Data for processing:
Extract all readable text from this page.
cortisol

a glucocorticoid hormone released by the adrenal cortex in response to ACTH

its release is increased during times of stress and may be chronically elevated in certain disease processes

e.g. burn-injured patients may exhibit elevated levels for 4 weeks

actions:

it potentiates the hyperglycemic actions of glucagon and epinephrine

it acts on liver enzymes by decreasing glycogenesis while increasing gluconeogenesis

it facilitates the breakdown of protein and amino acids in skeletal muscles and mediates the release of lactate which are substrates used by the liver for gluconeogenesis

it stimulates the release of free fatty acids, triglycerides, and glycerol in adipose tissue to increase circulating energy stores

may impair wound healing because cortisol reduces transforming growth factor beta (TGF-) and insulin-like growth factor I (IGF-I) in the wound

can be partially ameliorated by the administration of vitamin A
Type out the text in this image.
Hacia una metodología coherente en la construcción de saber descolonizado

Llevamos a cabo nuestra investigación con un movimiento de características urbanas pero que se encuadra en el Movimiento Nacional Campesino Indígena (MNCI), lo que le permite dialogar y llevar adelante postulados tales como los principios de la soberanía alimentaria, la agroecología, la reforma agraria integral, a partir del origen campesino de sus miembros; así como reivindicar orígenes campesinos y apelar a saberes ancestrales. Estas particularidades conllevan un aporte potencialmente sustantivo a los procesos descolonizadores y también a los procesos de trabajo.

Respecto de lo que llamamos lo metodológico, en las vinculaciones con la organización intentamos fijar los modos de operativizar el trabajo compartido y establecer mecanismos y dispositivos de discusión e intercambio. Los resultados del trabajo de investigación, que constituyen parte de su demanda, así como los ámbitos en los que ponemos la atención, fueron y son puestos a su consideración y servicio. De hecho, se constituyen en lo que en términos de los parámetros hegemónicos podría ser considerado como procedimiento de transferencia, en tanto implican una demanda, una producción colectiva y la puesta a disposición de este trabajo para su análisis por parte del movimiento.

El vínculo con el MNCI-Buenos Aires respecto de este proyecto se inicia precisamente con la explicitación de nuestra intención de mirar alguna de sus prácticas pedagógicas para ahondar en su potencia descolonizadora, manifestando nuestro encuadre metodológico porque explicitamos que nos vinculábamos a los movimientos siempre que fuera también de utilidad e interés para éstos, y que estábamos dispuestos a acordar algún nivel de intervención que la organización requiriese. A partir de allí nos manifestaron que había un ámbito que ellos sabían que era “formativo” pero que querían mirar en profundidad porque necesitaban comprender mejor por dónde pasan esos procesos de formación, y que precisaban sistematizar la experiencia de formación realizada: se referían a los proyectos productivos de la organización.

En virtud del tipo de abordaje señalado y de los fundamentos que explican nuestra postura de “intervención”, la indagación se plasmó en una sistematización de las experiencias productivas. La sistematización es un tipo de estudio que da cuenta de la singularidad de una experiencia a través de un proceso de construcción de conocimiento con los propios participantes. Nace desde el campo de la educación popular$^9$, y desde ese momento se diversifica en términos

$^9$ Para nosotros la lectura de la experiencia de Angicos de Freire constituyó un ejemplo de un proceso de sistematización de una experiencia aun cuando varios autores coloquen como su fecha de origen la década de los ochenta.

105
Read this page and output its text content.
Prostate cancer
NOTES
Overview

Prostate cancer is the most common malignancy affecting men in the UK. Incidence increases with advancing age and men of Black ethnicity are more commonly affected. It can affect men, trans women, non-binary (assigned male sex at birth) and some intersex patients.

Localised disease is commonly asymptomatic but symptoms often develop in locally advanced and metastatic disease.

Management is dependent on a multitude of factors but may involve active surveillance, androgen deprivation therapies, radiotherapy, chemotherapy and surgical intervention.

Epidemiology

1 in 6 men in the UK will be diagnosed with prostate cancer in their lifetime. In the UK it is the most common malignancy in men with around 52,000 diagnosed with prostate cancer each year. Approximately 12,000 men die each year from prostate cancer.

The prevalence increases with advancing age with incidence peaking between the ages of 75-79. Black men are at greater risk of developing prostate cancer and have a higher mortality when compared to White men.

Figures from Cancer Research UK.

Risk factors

Work to be completed:
Please copy out each line of the material that contains the string "cortisol".

Response box:
cortisol
may impair wound healing because cortisol reduces transforming growth factor beta (TGF-) and insulin-like growth factor I (IGF-I) in the wound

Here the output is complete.